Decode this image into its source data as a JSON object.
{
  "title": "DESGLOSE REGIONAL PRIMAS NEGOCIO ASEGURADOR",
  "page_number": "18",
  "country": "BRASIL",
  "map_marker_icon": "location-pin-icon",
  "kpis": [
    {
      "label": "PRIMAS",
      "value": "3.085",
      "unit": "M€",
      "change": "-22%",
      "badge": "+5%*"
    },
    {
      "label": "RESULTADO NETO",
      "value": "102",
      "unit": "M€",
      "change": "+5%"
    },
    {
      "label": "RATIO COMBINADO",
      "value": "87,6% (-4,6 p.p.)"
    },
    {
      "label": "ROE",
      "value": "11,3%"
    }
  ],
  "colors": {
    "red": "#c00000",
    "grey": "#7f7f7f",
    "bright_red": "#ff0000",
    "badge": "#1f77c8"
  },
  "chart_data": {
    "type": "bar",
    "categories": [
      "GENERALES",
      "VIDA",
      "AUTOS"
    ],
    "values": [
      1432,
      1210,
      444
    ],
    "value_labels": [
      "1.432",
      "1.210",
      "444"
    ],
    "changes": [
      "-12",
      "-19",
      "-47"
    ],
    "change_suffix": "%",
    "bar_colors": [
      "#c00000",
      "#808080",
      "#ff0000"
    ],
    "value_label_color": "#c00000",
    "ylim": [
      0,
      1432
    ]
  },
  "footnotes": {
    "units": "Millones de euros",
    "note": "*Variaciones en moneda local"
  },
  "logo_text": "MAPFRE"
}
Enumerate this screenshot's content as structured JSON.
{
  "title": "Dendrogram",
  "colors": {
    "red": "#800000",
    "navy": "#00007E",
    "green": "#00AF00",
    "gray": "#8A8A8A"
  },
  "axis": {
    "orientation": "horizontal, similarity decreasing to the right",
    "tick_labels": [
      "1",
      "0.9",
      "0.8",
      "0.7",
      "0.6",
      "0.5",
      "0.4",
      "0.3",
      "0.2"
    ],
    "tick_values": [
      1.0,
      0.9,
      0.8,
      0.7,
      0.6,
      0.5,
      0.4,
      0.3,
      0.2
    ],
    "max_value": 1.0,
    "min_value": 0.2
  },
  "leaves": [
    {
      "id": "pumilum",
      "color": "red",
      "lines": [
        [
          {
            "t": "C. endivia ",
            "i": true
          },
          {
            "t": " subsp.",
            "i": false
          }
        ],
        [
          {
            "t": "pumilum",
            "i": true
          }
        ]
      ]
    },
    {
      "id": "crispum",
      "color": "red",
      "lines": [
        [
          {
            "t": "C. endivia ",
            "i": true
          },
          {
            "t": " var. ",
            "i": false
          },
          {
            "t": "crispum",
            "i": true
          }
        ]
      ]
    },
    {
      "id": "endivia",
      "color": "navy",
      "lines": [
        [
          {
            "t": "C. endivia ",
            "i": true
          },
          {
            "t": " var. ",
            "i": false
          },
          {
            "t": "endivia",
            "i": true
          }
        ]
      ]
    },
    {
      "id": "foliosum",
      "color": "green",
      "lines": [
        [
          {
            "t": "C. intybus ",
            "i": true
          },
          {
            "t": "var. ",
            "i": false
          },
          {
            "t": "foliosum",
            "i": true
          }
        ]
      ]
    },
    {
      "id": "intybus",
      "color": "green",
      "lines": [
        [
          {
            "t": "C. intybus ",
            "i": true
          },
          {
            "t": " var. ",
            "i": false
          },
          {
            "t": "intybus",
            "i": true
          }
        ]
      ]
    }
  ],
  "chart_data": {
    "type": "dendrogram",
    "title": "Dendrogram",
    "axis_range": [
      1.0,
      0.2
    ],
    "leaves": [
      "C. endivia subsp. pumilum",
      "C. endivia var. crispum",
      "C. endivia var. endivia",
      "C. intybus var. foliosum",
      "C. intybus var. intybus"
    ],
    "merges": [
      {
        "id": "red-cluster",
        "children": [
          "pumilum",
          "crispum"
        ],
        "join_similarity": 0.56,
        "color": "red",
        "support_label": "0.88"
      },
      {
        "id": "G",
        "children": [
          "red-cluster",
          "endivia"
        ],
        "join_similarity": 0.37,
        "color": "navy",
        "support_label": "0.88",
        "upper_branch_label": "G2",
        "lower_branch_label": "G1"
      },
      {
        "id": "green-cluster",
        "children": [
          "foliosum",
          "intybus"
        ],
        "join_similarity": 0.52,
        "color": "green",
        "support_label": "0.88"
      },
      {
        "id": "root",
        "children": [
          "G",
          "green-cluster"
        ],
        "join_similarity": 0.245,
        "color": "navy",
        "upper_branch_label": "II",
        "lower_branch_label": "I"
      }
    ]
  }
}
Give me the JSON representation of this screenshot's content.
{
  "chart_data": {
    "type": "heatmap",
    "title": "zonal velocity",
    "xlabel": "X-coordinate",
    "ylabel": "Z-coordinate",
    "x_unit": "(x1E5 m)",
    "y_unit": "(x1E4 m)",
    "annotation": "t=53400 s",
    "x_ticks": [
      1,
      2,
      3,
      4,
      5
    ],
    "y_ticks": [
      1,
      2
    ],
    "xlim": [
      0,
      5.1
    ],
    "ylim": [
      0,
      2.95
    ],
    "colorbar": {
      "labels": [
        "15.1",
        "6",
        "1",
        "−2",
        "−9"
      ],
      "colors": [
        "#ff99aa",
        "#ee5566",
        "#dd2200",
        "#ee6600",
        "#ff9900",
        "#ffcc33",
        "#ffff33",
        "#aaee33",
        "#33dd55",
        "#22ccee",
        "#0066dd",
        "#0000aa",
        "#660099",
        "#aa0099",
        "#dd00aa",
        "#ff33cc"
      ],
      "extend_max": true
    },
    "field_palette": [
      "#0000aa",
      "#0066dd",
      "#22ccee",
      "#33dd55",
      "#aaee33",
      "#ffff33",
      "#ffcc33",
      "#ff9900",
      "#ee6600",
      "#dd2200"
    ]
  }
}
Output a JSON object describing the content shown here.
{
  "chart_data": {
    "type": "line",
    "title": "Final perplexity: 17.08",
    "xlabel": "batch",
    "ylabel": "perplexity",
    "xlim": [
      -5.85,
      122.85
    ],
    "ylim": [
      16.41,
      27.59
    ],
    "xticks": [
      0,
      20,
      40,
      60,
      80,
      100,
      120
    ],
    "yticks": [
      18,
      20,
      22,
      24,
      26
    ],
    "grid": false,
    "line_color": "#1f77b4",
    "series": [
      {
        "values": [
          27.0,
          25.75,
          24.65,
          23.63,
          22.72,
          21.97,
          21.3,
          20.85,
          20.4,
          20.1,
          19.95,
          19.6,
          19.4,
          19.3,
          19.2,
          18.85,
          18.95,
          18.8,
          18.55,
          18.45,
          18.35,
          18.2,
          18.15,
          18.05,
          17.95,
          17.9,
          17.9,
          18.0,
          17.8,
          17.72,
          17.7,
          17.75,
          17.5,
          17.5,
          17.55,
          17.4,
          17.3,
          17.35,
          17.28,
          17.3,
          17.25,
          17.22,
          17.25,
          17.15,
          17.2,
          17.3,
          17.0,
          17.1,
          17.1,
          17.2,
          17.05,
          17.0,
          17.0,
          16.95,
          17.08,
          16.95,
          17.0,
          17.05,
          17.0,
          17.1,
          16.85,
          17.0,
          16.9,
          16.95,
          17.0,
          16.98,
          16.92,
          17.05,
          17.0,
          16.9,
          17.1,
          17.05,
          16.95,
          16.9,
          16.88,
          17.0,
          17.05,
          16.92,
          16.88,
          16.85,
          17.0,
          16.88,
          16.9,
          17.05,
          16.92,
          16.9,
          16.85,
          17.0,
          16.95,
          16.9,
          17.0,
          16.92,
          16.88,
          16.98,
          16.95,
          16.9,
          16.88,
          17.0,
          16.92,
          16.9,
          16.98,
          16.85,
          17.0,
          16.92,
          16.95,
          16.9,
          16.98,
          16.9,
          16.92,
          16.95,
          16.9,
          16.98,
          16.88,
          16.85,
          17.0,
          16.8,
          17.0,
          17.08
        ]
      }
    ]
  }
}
#####
### [What is needed]
Copy out each line of the data where the string "JSON" appears.

### [Answer for the task]
Decode this image into its source data as a JSON object.
Enumerate this screenshot's content as structured JSON.
Give me the JSON representation of this screenshot's content.
Output a JSON object describing the content shown here.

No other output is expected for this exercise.